● **Article**
———

Face au 7 octobre et à la poursuite de l’assaut israélien sur Gaza, les familles endeuillées ont cherché à faire place à un deuil partagé – et à insister sur la nécessité d’aller de l’avant.
Cette année marque la 20e cérémonie commémorative conjointe israélo-palestinienne, qui se tient chaque année à la veille de la journée commémorative d’Israël. Organisée par Combatants for Peace et le Parents Circle – Families Forum, la cérémonie rassemble les familles israéliennes et palestiniennes endeuillées qui ont perdu des êtres cher·es pour faire leur deuil ensemble – et pour appeler à la fin de l’effusion de sang, de la guerre et de l’occupation.
Ce qui n’était au départ qu’un petit rassemblement controversé en 2006 est devenu l’une des initiatives de paix conjointes les plus importantes et les plus vastes au niveau local. Pourtant, au fil des ans, l’événement s’est heurté à une résistance croissante. Les autorités israéliennes ont régulièrement empêché les participant·es de Cisjordanie d’y assister (y compris l’année dernière), et la cérémonie est depuis longtemps la cible de groupes israéliens qui rejettent toute forme de deuil partagé. Cette année, des manifestants d’extrême droite ont fait irruption dans une synagogue de la ville israélienne de Ra’anana qui accueillait une projection du mémorial, jetant des pierres et déclenchant des feux d’artifice.
Dans le même temps, certaines voix pro-palestiniennes ont également critiqué l’événement, arguant qu’il établit une fausse équivalence entre l’occupant et l’occupé et qu’il occulte l’asymétrie fondamentale du conflit.

———

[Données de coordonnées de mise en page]
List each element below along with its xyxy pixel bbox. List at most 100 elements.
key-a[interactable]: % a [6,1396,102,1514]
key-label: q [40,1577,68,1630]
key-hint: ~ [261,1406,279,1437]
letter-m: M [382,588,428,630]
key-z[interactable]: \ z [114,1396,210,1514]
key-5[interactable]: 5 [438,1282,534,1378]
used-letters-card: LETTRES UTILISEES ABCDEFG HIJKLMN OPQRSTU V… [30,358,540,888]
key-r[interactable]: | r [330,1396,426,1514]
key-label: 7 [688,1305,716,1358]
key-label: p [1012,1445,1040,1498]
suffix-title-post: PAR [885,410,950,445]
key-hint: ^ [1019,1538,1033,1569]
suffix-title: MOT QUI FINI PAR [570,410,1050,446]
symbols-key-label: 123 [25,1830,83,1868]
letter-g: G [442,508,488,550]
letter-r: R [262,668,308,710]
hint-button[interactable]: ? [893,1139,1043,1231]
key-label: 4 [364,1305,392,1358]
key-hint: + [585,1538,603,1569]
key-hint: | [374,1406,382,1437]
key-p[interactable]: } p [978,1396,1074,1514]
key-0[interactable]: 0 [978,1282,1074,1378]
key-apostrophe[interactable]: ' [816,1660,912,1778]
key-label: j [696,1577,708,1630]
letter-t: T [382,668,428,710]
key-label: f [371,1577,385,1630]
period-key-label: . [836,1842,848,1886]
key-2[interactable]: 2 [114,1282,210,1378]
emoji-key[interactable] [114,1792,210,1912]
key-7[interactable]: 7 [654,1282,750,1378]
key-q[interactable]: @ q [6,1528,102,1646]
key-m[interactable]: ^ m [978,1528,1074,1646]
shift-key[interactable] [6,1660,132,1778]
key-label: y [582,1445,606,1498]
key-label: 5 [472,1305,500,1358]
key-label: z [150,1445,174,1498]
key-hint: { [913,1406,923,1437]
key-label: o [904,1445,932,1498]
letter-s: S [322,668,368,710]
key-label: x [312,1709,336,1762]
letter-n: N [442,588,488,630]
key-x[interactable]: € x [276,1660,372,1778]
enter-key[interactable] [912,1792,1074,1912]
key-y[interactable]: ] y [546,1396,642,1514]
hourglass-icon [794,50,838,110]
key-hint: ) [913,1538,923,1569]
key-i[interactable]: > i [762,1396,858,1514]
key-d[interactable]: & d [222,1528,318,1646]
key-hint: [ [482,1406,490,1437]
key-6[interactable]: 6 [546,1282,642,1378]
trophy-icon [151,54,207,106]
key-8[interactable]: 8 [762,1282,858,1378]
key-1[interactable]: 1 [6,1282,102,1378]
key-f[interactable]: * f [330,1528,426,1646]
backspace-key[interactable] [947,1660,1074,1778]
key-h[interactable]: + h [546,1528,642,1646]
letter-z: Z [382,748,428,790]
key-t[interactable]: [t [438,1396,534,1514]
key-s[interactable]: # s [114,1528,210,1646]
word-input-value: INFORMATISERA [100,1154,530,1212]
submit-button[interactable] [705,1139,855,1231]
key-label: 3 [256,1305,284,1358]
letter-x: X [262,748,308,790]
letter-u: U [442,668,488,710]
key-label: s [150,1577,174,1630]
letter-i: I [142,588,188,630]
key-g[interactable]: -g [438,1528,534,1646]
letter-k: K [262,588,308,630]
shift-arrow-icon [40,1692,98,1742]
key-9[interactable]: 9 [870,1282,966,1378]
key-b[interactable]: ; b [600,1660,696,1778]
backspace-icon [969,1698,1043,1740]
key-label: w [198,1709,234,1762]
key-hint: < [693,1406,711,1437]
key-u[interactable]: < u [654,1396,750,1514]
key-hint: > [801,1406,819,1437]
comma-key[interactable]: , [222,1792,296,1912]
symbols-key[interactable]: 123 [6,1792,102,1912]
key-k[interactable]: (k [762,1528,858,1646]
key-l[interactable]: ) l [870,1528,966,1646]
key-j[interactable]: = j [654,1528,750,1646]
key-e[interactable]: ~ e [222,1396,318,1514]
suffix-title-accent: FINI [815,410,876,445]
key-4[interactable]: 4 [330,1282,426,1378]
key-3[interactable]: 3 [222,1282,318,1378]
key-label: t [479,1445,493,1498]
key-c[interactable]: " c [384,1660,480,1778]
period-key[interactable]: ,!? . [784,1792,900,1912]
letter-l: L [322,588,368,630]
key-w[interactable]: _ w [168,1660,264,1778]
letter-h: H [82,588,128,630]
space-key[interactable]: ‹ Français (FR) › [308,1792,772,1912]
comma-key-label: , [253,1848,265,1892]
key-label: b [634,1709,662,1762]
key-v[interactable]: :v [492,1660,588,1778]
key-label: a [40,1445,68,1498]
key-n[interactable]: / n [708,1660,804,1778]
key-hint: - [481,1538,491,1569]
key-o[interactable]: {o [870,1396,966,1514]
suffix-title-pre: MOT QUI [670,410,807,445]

———

● **Travail demandé**
D'après l'article ci-dessus sur la cérémonie commémorative israélo-palestinienne, à la fin de quoi la cérémonie appelle-t-elle ? Énumérez chaque élément.

● **Réponse attendue**
- l'effusion de sang
- la guerre
- l'occupation